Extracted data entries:
--- Begin ---

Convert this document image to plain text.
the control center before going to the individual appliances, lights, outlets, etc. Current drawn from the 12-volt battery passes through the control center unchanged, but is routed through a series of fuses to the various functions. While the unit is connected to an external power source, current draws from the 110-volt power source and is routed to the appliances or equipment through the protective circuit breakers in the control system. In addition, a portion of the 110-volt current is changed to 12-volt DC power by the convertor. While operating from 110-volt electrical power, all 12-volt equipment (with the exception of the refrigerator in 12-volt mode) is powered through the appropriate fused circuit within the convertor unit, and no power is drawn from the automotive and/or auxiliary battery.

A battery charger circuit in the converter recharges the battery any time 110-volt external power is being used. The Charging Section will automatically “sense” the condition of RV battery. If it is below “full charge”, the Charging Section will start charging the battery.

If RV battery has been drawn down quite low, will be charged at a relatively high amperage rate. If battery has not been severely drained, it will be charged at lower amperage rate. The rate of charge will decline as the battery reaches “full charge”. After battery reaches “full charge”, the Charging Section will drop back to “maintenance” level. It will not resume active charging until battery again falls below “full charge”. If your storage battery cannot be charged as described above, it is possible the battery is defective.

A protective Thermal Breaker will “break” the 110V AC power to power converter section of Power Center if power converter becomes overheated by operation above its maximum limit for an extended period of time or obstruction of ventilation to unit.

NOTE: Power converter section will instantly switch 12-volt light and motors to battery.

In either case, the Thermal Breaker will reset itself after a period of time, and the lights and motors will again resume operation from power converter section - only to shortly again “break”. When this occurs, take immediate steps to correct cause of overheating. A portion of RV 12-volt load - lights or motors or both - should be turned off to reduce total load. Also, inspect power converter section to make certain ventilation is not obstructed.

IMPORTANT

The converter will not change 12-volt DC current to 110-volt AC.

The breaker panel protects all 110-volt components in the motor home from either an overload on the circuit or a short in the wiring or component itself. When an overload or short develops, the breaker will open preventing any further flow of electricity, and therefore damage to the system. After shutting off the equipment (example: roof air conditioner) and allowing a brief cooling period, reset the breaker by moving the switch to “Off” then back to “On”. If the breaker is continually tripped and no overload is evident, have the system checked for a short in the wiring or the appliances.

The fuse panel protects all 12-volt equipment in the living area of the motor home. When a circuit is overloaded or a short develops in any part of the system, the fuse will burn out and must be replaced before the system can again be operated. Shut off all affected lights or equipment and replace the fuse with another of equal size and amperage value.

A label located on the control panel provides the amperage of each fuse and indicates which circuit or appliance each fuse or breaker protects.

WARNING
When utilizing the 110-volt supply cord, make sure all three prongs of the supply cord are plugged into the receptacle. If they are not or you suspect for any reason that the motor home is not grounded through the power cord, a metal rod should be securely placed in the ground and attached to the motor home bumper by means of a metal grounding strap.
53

--- End ---

▶ _WORK TO BE COMPLETED_
Return the listing above in its exact form.

▶ _SOLUTION TO THIS PROBLEM_
Convert this document image to plain text.
the control center before going to the individual appliances, lights, outlets, etc. Current drawn from the 12-volt battery passes through the control center unchanged, but is routed through a series of fuses to the various functions. While the unit is connected to an external power source, current draws from the 110-volt power source and is routed to the appliances or equipment through the protective circuit breakers in the control system. In addition, a portion of the 110-volt current is changed to 12-volt DC power by the convertor. While operating from 110-volt electrical power, all 12-volt equipment (with the exception of the refrigerator in 12-volt mode) is powered through the appropriate fused circuit within the convertor unit, and no power is drawn from the automotive and/or auxiliary battery.

A battery charger circuit in the converter recharges the battery any time 110-volt external power is being used. The Charging Section will automatically “sense” the condition of RV battery. If it is below “full charge”, the Charging Section will start charging the battery.

If RV battery has been drawn down quite low, will be charged at a relatively high amperage rate. If battery has not been severely drained, it will be charged at lower amperage rate. The rate of charge will decline as the battery reaches “full charge”. After battery reaches “full charge”, the Charging Section will drop back to “maintenance” level. It will not resume active charging until battery again falls below “full charge”. If your storage battery cannot be charged as described above, it is possible the battery is defective.

A protective Thermal Breaker will “break” the 110V AC power to power converter section of Power Center if power converter becomes overheated by operation above its maximum limit for an extended period of time or obstruction of ventilation to unit.

NOTE: Power converter section will instantly switch 12-volt light and motors to battery.

In either case, the Thermal Breaker will reset itself after a period of time, and the lights and motors will again resume operation from power converter section - only to shortly again “break”. When this occurs, take immediate steps to correct cause of overheating. A portion of RV 12-volt load - lights or motors or both - should be turned off to reduce total load. Also, inspect power converter section to make certain ventilation is not obstructed.

IMPORTANT

The converter will not change 12-volt DC current to 110-volt AC.

The breaker panel protects all 110-volt components in the motor home from either an overload on the circuit or a short in the wiring or component itself. When an overload or short develops, the breaker will open preventing any further flow of electricity, and therefore damage to the system. After shutting off the equipment (example: roof air conditioner) and allowing a brief cooling period, reset the breaker by moving the switch to “Off” then back to “On”. If the breaker is continually tripped and no overload is evident, have the system checked for a short in the wiring or the appliances.

The fuse panel protects all 12-volt equipment in the living area of the motor home. When a circuit is overloaded or a short develops in any part of the system, the fuse will burn out and must be replaced before the system can again be operated. Shut off all affected lights or equipment and replace the fuse with another of equal size and amperage value.

A label located on the control panel provides the amperage of each fuse and indicates which circuit or appliance each fuse or breaker protects.

WARNING
When utilizing the 110-volt supply cord, make sure all three prongs of the supply cord are plugged into the receptacle. If they are not or you suspect for any reason that the motor home is not grounded through the power cord, a metal rod should be securely placed in the ground and attached to the motor home bumper by means of a metal grounding strap.
53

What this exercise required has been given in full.